● **EXERCISE**: In your copy, leave out the pictures and repeat the entries below exactly.

☆ ☆ ☆ ☆ ☆ ☆ ☆

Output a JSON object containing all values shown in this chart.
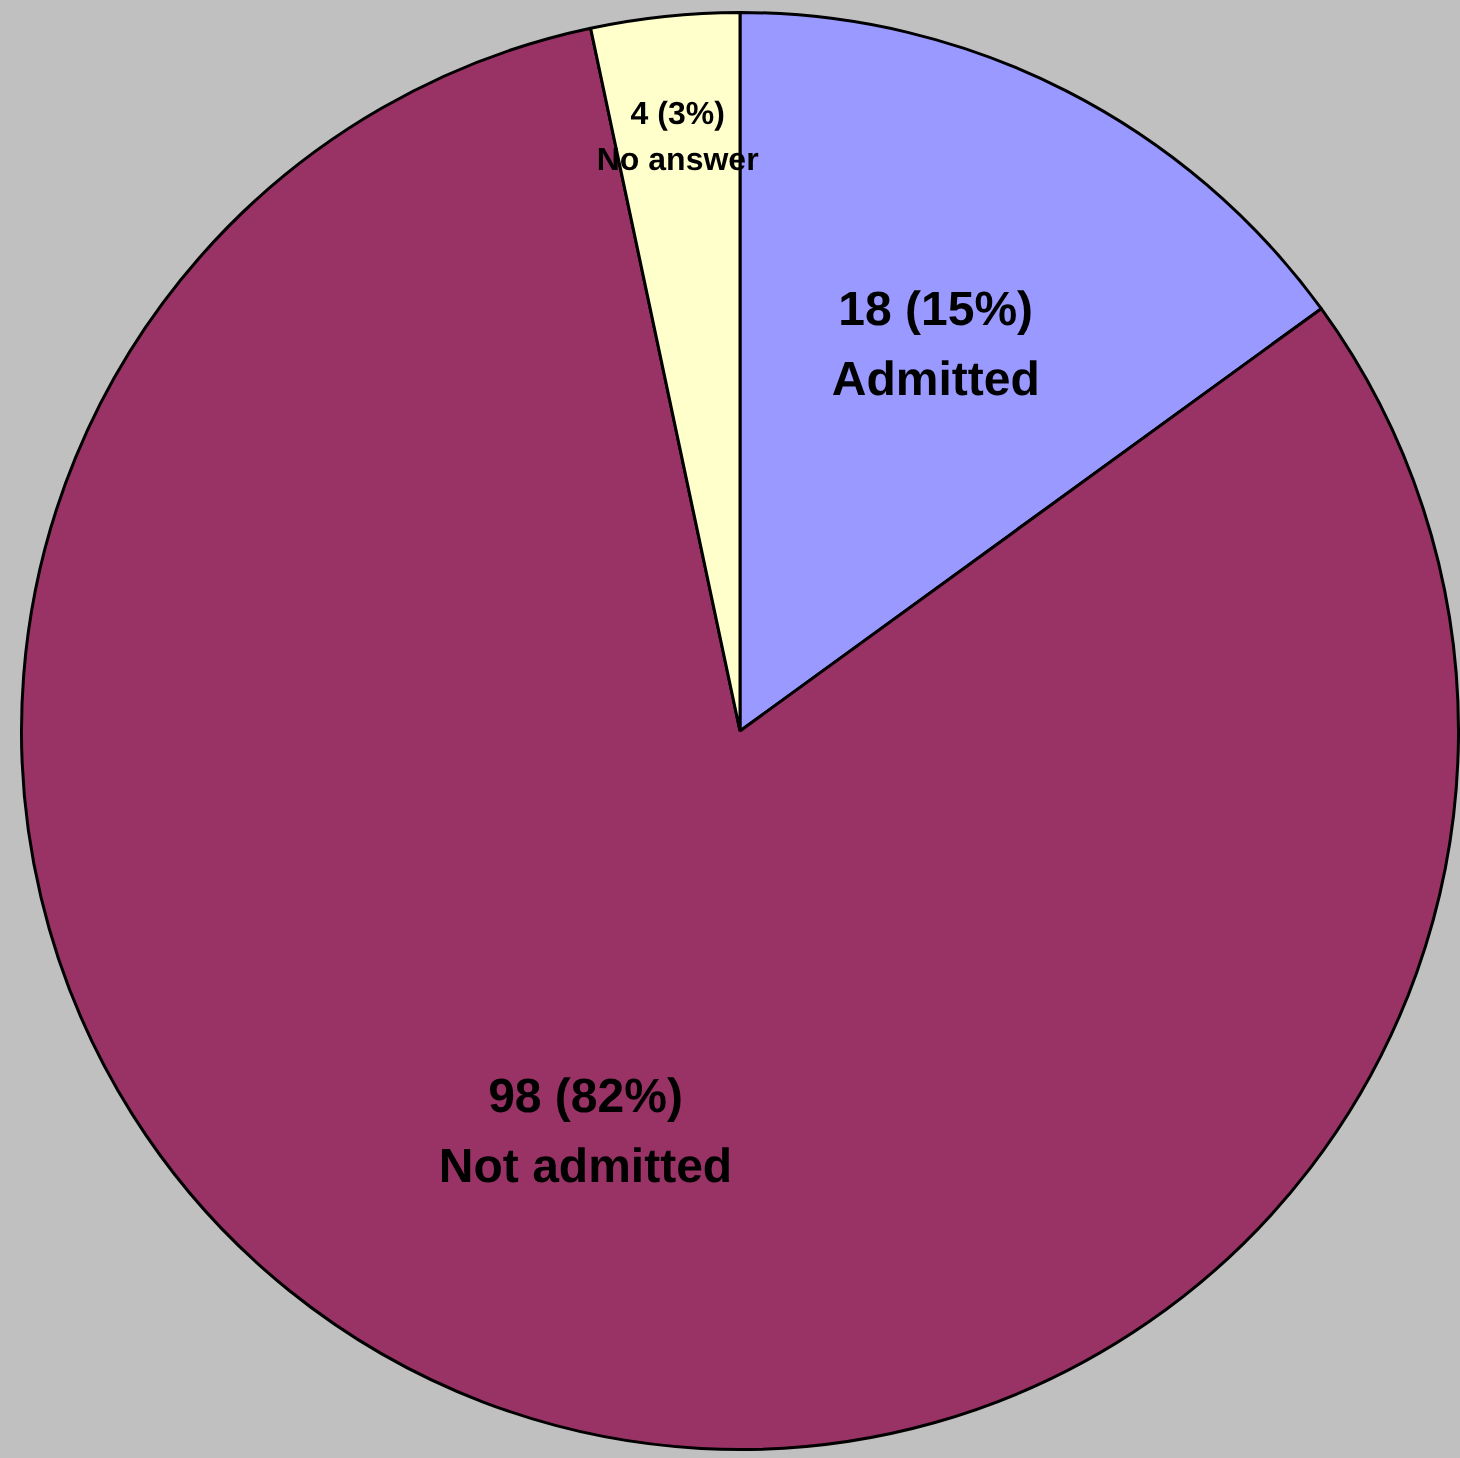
{
  "chart_data": {
    "type": "pie",
    "categories": [
      "Admitted",
      "Not admitted",
      "No answer"
    ],
    "values": [
      18,
      98,
      4
    ],
    "colors": [
      "#9999ff",
      "#993366",
      "#ffffcc"
    ],
    "value_labels": [
      "18 (15%)",
      "98 (82%)",
      "4 (3%)"
    ]
  }
}
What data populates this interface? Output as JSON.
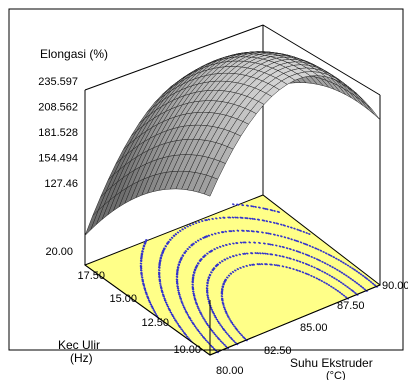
{
  "chart_data": {
    "type": "surface",
    "zlabel": "Elongasi (%)",
    "xlabel_line1": "Suhu Ekstruder",
    "xlabel_line2": "(°C)",
    "ylabel_line1": "Kec Ulir",
    "ylabel_line2": "(Hz)",
    "x_ticks": [
      "80.00",
      "82.50",
      "85.00",
      "87.50",
      "90.00"
    ],
    "y_ticks": [
      "10.00",
      "12.50",
      "15.00",
      "17.50",
      "20.00"
    ],
    "z_ticks": [
      "127.46",
      "154.494",
      "181.528",
      "208.562",
      "235.597"
    ],
    "x_range": [
      80,
      90
    ],
    "y_range": [
      10,
      20
    ],
    "z_range": [
      127.46,
      235.597
    ],
    "surface_color": "#8c8c8c",
    "contour_plane_color": "#ffff88",
    "contour_line_color": "#3333cc"
  }
}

☆ ☆ ☆ ☆ ☆ ☆ ☆

● **EXERCISE RESPONSE**:
Output a JSON object containing all values shown in this chart.
{
  "chart_data": {
    "type": "pie",
    "categories": [
      "Admitted",
      "Not admitted",
      "No answer"
    ],
    "values": [
      18,
      98,
      4
    ],
    "colors": [
      "#9999ff",
      "#993366",
      "#ffffcc"
    ],
    "value_labels": [
      "18 (15%)",
      "98 (82%)",
      "4 (3%)"
    ]
  }
}
What data populates this interface? Output as JSON.
{
  "chart_data": {
    "type": "surface",
    "zlabel": "Elongasi (%)",
    "xlabel_line1": "Suhu Ekstruder",
    "xlabel_line2": "(°C)",
    "ylabel_line1": "Kec Ulir",
    "ylabel_line2": "(Hz)",
    "x_ticks": [
      "80.00",
      "82.50",
      "85.00",
      "87.50",
      "90.00"
    ],
    "y_ticks": [
      "10.00",
      "12.50",
      "15.00",
      "17.50",
      "20.00"
    ],
    "z_ticks": [
      "127.46",
      "154.494",
      "181.528",
      "208.562",
      "235.597"
    ],
    "x_range": [
      80,
      90
    ],
    "y_range": [
      10,
      20
    ],
    "z_range": [
      127.46,
      235.597
    ],
    "surface_color": "#8c8c8c",
    "contour_plane_color": "#ffff88",
    "contour_line_color": "#3333cc"
  }
}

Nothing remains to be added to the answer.